— What the task requires —
Take from the listing each line that has the string "full".

— Collected data —
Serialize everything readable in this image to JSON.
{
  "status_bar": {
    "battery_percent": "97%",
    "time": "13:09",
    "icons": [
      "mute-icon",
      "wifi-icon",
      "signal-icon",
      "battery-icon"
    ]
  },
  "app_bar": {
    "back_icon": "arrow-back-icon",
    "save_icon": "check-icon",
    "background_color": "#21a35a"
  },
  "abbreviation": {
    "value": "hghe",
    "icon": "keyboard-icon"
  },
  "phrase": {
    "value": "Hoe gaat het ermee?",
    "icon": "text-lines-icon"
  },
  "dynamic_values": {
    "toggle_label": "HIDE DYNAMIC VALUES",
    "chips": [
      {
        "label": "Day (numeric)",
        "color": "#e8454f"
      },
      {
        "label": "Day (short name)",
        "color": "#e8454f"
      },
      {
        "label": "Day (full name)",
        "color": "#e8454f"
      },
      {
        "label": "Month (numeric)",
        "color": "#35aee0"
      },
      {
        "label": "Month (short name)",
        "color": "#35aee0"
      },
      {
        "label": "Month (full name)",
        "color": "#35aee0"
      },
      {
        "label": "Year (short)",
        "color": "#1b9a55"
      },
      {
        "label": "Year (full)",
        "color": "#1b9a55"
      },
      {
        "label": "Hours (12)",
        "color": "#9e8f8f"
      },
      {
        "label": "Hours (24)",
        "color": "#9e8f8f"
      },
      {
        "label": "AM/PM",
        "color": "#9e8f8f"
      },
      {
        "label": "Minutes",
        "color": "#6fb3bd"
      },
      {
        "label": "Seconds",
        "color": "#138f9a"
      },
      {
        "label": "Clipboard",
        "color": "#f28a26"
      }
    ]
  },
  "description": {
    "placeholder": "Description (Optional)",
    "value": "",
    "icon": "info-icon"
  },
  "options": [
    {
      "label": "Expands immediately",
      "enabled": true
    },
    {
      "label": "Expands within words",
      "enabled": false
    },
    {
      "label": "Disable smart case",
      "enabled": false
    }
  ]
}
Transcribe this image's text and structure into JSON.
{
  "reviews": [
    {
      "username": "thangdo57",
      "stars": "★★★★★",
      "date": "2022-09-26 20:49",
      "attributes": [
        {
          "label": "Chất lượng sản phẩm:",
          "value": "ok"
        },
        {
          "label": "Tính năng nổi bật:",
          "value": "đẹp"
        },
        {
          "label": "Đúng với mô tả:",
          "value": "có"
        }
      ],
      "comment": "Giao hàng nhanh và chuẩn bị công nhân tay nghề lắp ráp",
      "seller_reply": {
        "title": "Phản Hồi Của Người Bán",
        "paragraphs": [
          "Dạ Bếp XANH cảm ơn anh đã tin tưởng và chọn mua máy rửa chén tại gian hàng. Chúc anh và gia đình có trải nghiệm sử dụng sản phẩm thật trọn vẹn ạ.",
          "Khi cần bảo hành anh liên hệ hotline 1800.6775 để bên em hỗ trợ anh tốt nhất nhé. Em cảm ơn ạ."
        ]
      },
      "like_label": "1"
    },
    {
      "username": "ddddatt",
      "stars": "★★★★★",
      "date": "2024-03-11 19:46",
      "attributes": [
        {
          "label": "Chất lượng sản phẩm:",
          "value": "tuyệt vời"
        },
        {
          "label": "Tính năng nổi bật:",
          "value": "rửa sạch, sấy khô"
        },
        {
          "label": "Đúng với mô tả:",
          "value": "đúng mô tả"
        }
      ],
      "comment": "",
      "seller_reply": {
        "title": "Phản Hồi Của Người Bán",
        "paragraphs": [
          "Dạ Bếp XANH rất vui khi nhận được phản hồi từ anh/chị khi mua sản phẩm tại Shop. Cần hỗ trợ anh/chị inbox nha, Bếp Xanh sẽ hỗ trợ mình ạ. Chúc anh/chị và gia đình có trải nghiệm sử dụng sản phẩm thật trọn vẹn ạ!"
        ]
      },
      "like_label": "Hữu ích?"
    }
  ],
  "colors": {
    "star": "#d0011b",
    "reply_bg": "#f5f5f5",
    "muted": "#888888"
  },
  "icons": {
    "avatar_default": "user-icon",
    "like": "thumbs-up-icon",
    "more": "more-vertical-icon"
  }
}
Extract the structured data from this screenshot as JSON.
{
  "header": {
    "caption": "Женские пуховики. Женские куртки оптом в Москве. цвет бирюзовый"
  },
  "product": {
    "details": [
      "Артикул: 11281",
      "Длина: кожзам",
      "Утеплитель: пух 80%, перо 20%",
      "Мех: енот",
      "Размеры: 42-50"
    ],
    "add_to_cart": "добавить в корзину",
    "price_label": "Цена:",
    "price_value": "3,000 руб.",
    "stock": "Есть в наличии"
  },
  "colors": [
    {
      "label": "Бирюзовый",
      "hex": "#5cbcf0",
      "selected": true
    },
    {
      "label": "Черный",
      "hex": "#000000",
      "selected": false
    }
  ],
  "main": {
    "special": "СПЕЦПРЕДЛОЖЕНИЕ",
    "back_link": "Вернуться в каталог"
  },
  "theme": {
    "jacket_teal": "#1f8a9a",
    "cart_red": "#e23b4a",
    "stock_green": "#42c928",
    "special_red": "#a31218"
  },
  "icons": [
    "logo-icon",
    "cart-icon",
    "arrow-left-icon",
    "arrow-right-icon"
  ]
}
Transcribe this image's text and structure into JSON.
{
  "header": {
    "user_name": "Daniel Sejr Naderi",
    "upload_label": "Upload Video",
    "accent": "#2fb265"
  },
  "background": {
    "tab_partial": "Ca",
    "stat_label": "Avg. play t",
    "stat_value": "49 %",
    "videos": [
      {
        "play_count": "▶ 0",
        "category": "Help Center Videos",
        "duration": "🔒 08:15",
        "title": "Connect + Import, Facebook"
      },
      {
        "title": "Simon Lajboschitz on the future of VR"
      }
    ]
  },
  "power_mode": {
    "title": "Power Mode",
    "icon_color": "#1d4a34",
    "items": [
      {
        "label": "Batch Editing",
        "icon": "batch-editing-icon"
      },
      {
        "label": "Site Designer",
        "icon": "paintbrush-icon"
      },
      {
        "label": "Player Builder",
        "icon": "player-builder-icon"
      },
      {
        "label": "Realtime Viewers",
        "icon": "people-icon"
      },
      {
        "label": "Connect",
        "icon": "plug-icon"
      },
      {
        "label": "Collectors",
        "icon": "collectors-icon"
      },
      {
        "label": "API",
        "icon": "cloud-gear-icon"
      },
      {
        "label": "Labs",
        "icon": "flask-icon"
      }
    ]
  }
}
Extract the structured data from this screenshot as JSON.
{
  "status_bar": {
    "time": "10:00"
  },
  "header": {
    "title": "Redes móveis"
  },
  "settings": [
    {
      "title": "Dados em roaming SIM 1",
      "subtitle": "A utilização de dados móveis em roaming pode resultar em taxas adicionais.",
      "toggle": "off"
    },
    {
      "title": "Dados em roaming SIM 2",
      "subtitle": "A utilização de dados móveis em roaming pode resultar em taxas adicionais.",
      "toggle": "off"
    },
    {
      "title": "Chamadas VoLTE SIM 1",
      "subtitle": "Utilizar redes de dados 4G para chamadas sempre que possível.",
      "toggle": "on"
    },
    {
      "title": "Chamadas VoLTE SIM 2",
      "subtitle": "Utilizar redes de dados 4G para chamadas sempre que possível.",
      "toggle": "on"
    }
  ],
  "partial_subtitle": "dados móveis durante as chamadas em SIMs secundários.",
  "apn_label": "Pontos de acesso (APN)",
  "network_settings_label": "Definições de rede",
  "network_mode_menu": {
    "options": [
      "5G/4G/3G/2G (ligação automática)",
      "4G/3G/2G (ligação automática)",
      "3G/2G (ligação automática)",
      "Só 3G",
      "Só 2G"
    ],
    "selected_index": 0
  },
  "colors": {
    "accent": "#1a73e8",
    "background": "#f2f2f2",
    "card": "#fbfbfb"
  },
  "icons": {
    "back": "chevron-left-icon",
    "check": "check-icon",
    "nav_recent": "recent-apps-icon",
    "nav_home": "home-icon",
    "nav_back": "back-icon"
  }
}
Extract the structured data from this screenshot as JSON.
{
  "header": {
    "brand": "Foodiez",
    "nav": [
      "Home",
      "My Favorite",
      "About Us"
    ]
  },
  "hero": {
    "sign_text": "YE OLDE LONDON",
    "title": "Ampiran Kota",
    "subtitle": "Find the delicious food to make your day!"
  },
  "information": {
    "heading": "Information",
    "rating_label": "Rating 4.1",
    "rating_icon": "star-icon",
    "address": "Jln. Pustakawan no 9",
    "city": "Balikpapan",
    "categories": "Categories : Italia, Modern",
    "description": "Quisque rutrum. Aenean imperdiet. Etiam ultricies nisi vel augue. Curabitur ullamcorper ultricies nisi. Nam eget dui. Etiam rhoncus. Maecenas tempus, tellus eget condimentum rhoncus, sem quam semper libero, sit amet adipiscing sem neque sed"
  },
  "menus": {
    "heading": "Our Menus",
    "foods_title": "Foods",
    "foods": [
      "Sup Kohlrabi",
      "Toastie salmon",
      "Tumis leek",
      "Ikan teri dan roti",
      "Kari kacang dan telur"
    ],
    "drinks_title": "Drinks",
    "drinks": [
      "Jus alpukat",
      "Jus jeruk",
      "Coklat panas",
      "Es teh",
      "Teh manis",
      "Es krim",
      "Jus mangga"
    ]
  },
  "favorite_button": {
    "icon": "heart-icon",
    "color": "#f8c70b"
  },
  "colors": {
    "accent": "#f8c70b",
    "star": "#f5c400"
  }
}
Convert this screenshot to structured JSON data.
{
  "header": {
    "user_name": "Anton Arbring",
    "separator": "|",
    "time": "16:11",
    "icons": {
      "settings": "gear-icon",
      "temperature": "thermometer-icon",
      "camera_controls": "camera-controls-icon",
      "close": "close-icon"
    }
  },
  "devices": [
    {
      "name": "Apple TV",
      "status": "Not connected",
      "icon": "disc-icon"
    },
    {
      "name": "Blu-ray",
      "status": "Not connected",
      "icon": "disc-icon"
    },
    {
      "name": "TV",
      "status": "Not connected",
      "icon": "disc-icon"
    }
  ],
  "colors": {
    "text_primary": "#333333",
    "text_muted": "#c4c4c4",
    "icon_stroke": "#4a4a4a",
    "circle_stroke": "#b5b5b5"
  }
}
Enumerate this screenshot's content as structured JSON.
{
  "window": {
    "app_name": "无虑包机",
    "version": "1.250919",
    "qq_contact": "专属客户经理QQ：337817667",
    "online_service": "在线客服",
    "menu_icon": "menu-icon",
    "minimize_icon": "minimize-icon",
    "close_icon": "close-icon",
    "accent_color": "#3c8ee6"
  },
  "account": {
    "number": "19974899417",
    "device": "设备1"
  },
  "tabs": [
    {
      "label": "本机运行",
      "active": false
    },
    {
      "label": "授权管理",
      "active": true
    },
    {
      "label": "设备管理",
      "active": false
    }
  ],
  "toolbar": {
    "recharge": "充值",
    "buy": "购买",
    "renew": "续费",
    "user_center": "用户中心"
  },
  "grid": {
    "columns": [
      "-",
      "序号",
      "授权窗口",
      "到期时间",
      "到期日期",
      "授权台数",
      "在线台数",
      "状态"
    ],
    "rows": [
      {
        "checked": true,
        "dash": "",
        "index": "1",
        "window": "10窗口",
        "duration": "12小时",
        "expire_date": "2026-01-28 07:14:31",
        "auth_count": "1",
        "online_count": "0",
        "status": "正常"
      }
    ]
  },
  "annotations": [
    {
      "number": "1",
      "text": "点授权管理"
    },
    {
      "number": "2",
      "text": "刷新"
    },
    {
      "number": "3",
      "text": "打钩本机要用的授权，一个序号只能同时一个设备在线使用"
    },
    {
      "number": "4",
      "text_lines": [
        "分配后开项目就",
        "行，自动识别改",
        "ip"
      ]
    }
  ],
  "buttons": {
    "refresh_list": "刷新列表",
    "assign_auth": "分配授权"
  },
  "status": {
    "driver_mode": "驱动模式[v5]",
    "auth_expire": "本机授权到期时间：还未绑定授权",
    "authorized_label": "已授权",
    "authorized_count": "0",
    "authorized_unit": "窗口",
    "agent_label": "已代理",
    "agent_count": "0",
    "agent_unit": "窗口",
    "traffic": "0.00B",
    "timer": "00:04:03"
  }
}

— Solution to this task —
        "label": "Day (full name)",
        "label": "Month (full name)",
        "label": "Year (full)",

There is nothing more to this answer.